→ PROBLEM STATEMENT:
Update these records by replacing every "terminal-line" with "console-line", leaving everything else as it is.

++++++++

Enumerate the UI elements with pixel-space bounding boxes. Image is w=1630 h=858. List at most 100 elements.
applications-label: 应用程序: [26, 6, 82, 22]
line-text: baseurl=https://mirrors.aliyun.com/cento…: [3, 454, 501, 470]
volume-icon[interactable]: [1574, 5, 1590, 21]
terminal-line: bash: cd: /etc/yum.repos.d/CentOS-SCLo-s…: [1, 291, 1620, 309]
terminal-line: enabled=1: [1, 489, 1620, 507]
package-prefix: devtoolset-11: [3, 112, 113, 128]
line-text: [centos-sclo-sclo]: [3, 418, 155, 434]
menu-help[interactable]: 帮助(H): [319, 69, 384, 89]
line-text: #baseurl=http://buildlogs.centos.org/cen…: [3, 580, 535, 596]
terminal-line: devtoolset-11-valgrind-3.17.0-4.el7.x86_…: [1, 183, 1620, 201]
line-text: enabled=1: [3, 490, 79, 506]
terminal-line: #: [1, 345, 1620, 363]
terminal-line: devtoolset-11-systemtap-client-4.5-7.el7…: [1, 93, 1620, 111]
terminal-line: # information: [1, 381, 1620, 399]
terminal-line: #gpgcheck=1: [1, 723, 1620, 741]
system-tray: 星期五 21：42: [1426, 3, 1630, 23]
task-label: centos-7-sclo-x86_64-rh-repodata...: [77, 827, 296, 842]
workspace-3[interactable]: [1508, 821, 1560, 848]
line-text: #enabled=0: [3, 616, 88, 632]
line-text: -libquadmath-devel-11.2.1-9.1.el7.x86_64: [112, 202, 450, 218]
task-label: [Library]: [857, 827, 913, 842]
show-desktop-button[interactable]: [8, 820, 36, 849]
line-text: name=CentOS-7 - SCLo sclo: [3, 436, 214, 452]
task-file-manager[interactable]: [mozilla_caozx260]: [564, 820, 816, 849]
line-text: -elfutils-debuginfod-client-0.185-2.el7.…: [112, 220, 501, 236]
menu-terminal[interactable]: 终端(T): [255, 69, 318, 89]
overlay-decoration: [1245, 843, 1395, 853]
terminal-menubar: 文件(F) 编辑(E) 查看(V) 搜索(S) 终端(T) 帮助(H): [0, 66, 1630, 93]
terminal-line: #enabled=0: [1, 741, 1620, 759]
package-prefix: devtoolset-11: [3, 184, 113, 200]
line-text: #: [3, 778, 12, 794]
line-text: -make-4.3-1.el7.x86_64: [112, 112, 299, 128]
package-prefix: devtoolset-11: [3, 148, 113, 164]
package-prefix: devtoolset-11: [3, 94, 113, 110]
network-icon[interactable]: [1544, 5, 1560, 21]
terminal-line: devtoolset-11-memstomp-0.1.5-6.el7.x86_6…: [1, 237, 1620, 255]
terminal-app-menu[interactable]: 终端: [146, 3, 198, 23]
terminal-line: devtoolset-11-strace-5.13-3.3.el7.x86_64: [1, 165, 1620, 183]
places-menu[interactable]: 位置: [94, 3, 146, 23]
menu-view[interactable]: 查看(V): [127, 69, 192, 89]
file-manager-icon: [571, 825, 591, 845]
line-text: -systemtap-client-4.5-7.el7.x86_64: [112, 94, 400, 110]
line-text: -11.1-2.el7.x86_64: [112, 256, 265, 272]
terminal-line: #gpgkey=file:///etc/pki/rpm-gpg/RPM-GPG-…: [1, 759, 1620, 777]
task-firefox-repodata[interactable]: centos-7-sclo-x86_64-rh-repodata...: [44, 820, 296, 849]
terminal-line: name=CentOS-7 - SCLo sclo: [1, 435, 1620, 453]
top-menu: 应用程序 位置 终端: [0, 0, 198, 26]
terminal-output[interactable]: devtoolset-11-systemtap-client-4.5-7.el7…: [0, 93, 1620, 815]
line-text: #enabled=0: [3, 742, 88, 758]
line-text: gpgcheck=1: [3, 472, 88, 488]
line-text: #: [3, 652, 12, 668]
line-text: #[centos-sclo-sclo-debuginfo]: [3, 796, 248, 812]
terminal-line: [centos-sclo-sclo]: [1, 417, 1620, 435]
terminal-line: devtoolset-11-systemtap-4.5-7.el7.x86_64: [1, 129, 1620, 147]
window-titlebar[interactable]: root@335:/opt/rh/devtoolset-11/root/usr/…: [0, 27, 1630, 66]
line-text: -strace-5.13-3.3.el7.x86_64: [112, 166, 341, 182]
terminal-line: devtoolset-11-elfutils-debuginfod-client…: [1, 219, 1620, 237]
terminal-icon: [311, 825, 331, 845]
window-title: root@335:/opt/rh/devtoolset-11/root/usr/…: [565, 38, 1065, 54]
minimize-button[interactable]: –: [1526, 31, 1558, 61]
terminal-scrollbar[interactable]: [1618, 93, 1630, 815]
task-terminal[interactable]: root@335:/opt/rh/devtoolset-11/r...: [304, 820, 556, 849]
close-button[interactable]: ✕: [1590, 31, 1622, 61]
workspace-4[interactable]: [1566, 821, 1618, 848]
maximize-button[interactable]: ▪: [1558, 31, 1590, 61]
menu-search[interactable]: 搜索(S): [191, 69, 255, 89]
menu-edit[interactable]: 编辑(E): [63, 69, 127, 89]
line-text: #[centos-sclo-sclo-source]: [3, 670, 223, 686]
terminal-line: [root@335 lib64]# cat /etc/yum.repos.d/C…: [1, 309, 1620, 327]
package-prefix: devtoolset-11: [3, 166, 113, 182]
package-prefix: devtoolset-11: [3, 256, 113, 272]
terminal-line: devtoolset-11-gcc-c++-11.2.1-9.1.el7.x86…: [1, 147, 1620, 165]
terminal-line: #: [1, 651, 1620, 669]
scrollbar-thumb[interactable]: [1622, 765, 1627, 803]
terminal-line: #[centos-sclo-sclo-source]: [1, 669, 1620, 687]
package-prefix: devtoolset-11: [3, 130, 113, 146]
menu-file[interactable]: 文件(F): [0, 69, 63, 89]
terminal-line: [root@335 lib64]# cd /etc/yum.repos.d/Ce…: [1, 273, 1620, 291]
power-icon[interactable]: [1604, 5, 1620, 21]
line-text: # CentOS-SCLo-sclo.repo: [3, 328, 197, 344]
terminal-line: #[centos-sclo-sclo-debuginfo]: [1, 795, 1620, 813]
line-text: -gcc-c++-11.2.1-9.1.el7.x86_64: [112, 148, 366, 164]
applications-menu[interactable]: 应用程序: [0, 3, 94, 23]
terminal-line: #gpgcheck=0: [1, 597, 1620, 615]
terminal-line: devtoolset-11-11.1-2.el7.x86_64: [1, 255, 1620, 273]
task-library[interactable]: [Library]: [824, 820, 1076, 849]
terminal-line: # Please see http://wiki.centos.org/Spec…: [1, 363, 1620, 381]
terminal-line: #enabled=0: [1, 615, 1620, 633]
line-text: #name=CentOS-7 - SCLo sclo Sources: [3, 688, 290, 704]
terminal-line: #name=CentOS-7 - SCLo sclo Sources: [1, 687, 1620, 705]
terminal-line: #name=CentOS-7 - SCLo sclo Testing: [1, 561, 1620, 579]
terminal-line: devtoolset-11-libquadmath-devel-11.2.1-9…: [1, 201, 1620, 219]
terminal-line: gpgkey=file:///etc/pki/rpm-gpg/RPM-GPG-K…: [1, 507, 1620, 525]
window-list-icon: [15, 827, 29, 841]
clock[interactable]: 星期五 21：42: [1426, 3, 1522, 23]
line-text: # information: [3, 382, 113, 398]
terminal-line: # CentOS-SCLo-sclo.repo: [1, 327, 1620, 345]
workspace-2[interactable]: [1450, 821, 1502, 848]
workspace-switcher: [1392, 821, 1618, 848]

++++++++

→ ANSWER TO THIS PROBLEM:
Enumerate the UI elements with pixel-space bounding boxes. Image is w=1630 h=858. List at most 100 elements.
applications-label: 应用程序: [26, 6, 82, 22]
line-text: baseurl=https://mirrors.aliyun.com/cento…: [3, 454, 501, 470]
volume-icon[interactable]: [1574, 5, 1590, 21]
console-line: bash: cd: /etc/yum.repos.d/CentOS-SCLo-s…: [1, 291, 1620, 309]
console-line: enabled=1: [1, 489, 1620, 507]
package-prefix: devtoolset-11: [3, 112, 113, 128]
line-text: [centos-sclo-sclo]: [3, 418, 155, 434]
menu-help[interactable]: 帮助(H): [319, 69, 384, 89]
line-text: #baseurl=http://buildlogs.centos.org/cen…: [3, 580, 535, 596]
console-line: devtoolset-11-valgrind-3.17.0-4.el7.x86_…: [1, 183, 1620, 201]
line-text: enabled=1: [3, 490, 79, 506]
console-line: #: [1, 345, 1620, 363]
console-line: devtoolset-11-systemtap-client-4.5-7.el7…: [1, 93, 1620, 111]
console-line: # information: [1, 381, 1620, 399]
console-line: #gpgcheck=1: [1, 723, 1620, 741]
system-tray: 星期五 21：42: [1426, 3, 1630, 23]
task-label: centos-7-sclo-x86_64-rh-repodata...: [77, 827, 296, 842]
workspace-3[interactable]: [1508, 821, 1560, 848]
line-text: #enabled=0: [3, 616, 88, 632]
line-text: -libquadmath-devel-11.2.1-9.1.el7.x86_64: [112, 202, 450, 218]
task-label: [Library]: [857, 827, 913, 842]
show-desktop-button[interactable]: [8, 820, 36, 849]
line-text: name=CentOS-7 - SCLo sclo: [3, 436, 214, 452]
task-file-manager[interactable]: [mozilla_caozx260]: [564, 820, 816, 849]
line-text: -elfutils-debuginfod-client-0.185-2.el7.…: [112, 220, 501, 236]
menu-terminal[interactable]: 终端(T): [255, 69, 318, 89]
overlay-decoration: [1245, 843, 1395, 853]
terminal-menubar: 文件(F) 编辑(E) 查看(V) 搜索(S) 终端(T) 帮助(H): [0, 66, 1630, 93]
console-line: #enabled=0: [1, 741, 1620, 759]
package-prefix: devtoolset-11: [3, 184, 113, 200]
line-text: #: [3, 778, 12, 794]
line-text: -make-4.3-1.el7.x86_64: [112, 112, 299, 128]
package-prefix: devtoolset-11: [3, 148, 113, 164]
package-prefix: devtoolset-11: [3, 94, 113, 110]
network-icon[interactable]: [1544, 5, 1560, 21]
console-line: devtoolset-11-memstomp-0.1.5-6.el7.x86_6…: [1, 237, 1620, 255]
terminal-app-menu[interactable]: 终端: [146, 3, 198, 23]
console-line: devtoolset-11-strace-5.13-3.3.el7.x86_64: [1, 165, 1620, 183]
places-menu[interactable]: 位置: [94, 3, 146, 23]
menu-view[interactable]: 查看(V): [127, 69, 192, 89]
file-manager-icon: [571, 825, 591, 845]
line-text: -systemtap-client-4.5-7.el7.x86_64: [112, 94, 400, 110]
line-text: -11.1-2.el7.x86_64: [112, 256, 265, 272]
console-line: #gpgkey=file:///etc/pki/rpm-gpg/RPM-GPG-…: [1, 759, 1620, 777]
task-firefox-repodata[interactable]: centos-7-sclo-x86_64-rh-repodata...: [44, 820, 296, 849]
console-line: name=CentOS-7 - SCLo sclo: [1, 435, 1620, 453]
top-menu: 应用程序 位置 终端: [0, 0, 198, 26]
terminal-output[interactable]: devtoolset-11-systemtap-client-4.5-7.el7…: [0, 93, 1620, 815]
line-text: #enabled=0: [3, 742, 88, 758]
line-text: gpgcheck=1: [3, 472, 88, 488]
line-text: #: [3, 652, 12, 668]
line-text: #[centos-sclo-sclo-debuginfo]: [3, 796, 248, 812]
console-line: [centos-sclo-sclo]: [1, 417, 1620, 435]
console-line: devtoolset-11-systemtap-4.5-7.el7.x86_64: [1, 129, 1620, 147]
window-titlebar[interactable]: root@335:/opt/rh/devtoolset-11/root/usr/…: [0, 27, 1630, 66]
line-text: -strace-5.13-3.3.el7.x86_64: [112, 166, 341, 182]
console-line: devtoolset-11-elfutils-debuginfod-client…: [1, 219, 1620, 237]
terminal-icon: [311, 825, 331, 845]
window-title: root@335:/opt/rh/devtoolset-11/root/usr/…: [565, 38, 1065, 54]
minimize-button[interactable]: –: [1526, 31, 1558, 61]
terminal-scrollbar[interactable]: [1618, 93, 1630, 815]
task-terminal[interactable]: root@335:/opt/rh/devtoolset-11/r...: [304, 820, 556, 849]
close-button[interactable]: ✕: [1590, 31, 1622, 61]
workspace-4[interactable]: [1566, 821, 1618, 848]
maximize-button[interactable]: ▪: [1558, 31, 1590, 61]
menu-search[interactable]: 搜索(S): [191, 69, 255, 89]
menu-edit[interactable]: 编辑(E): [63, 69, 127, 89]
line-text: #[centos-sclo-sclo-source]: [3, 670, 223, 686]
console-line: [root@335 lib64]# cat /etc/yum.repos.d/C…: [1, 309, 1620, 327]
package-prefix: devtoolset-11: [3, 166, 113, 182]
package-prefix: devtoolset-11: [3, 256, 113, 272]
console-line: devtoolset-11-gcc-c++-11.2.1-9.1.el7.x86…: [1, 147, 1620, 165]
console-line: #: [1, 651, 1620, 669]
scrollbar-thumb[interactable]: [1622, 765, 1627, 803]
console-line: #[centos-sclo-sclo-source]: [1, 669, 1620, 687]
package-prefix: devtoolset-11: [3, 130, 113, 146]
menu-file[interactable]: 文件(F): [0, 69, 63, 89]
console-line: [root@335 lib64]# cd /etc/yum.repos.d/Ce…: [1, 273, 1620, 291]
power-icon[interactable]: [1604, 5, 1620, 21]
line-text: # CentOS-SCLo-sclo.repo: [3, 328, 197, 344]
console-line: #[centos-sclo-sclo-debuginfo]: [1, 795, 1620, 813]
line-text: -gcc-c++-11.2.1-9.1.el7.x86_64: [112, 148, 366, 164]
applications-menu[interactable]: 应用程序: [0, 3, 94, 23]
console-line: #gpgcheck=0: [1, 597, 1620, 615]
console-line: devtoolset-11-11.1-2.el7.x86_64: [1, 255, 1620, 273]
task-library[interactable]: [Library]: [824, 820, 1076, 849]
console-line: # Please see http://wiki.centos.org/Spec…: [1, 363, 1620, 381]
console-line: #enabled=0: [1, 615, 1620, 633]
line-text: #name=CentOS-7 - SCLo sclo Sources: [3, 688, 290, 704]
console-line: #name=CentOS-7 - SCLo sclo Sources: [1, 687, 1620, 705]
console-line: #name=CentOS-7 - SCLo sclo Testing: [1, 561, 1620, 579]
console-line: devtoolset-11-libquadmath-devel-11.2.1-9…: [1, 201, 1620, 219]
console-line: gpgkey=file:///etc/pki/rpm-gpg/RPM-GPG-K…: [1, 507, 1620, 525]
window-list-icon: [15, 827, 29, 841]
clock[interactable]: 星期五 21：42: [1426, 3, 1522, 23]
line-text: # information: [3, 382, 113, 398]
console-line: # CentOS-SCLo-sclo.repo: [1, 327, 1620, 345]
workspace-2[interactable]: [1450, 821, 1502, 848]
workspace-switcher: [1392, 821, 1618, 848]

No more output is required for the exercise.